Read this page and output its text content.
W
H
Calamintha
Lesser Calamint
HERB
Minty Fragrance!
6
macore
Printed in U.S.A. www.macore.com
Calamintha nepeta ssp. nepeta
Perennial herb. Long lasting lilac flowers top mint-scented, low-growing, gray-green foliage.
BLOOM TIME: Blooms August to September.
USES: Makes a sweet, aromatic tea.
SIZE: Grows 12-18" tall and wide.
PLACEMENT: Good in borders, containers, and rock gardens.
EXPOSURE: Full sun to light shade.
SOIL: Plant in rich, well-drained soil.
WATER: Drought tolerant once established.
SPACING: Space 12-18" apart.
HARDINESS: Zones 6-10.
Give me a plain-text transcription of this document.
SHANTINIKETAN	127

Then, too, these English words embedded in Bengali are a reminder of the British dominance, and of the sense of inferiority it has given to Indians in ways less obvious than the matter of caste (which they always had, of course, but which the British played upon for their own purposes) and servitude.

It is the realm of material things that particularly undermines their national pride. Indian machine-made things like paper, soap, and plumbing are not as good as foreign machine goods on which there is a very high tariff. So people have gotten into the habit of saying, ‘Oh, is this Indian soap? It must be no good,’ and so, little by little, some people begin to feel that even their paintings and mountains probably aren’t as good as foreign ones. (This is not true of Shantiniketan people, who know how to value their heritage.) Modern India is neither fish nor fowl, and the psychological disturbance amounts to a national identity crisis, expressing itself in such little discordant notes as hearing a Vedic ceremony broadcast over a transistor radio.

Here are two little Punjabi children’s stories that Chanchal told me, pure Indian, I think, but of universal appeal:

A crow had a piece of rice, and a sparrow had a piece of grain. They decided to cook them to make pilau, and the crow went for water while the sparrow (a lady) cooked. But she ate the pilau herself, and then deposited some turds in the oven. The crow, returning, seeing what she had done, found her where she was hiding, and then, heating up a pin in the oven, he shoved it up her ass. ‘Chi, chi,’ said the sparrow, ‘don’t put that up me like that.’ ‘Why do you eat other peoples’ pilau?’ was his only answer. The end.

——————

Task requirements
Copy the data above in full, character for character.

Exercise solution
Read this page and output its text content.
W
H
Calamintha
Lesser Calamint
HERB
Minty Fragrance!
6
macore
Printed in U.S.A. www.macore.com
Calamintha nepeta ssp. nepeta
Perennial herb. Long lasting lilac flowers top mint-scented, low-growing, gray-green foliage.
BLOOM TIME: Blooms August to September.
USES: Makes a sweet, aromatic tea.
SIZE: Grows 12-18" tall and wide.
PLACEMENT: Good in borders, containers, and rock gardens.
EXPOSURE: Full sun to light shade.
SOIL: Plant in rich, well-drained soil.
WATER: Drought tolerant once established.
SPACING: Space 12-18" apart.
HARDINESS: Zones 6-10.
Give me a plain-text transcription of this document.
SHANTINIKETAN	127

Then, too, these English words embedded in Bengali are a reminder of the British dominance, and of the sense of inferiority it has given to Indians in ways less obvious than the matter of caste (which they always had, of course, but which the British played upon for their own purposes) and servitude.

It is the realm of material things that particularly undermines their national pride. Indian machine-made things like paper, soap, and plumbing are not as good as foreign machine goods on which there is a very high tariff. So people have gotten into the habit of saying, ‘Oh, is this Indian soap? It must be no good,’ and so, little by little, some people begin to feel that even their paintings and mountains probably aren’t as good as foreign ones. (This is not true of Shantiniketan people, who know how to value their heritage.) Modern India is neither fish nor fowl, and the psychological disturbance amounts to a national identity crisis, expressing itself in such little discordant notes as hearing a Vedic ceremony broadcast over a transistor radio.

Here are two little Punjabi children’s stories that Chanchal told me, pure Indian, I think, but of universal appeal:

A crow had a piece of rice, and a sparrow had a piece of grain. They decided to cook them to make pilau, and the crow went for water while the sparrow (a lady) cooked. But she ate the pilau herself, and then deposited some turds in the oven. The crow, returning, seeing what she had done, found her where she was hiding, and then, heating up a pin in the oven, he shoved it up her ass. ‘Chi, chi,’ said the sparrow, ‘don’t put that up me like that.’ ‘Why do you eat other peoples’ pilau?’ was his only answer. The end.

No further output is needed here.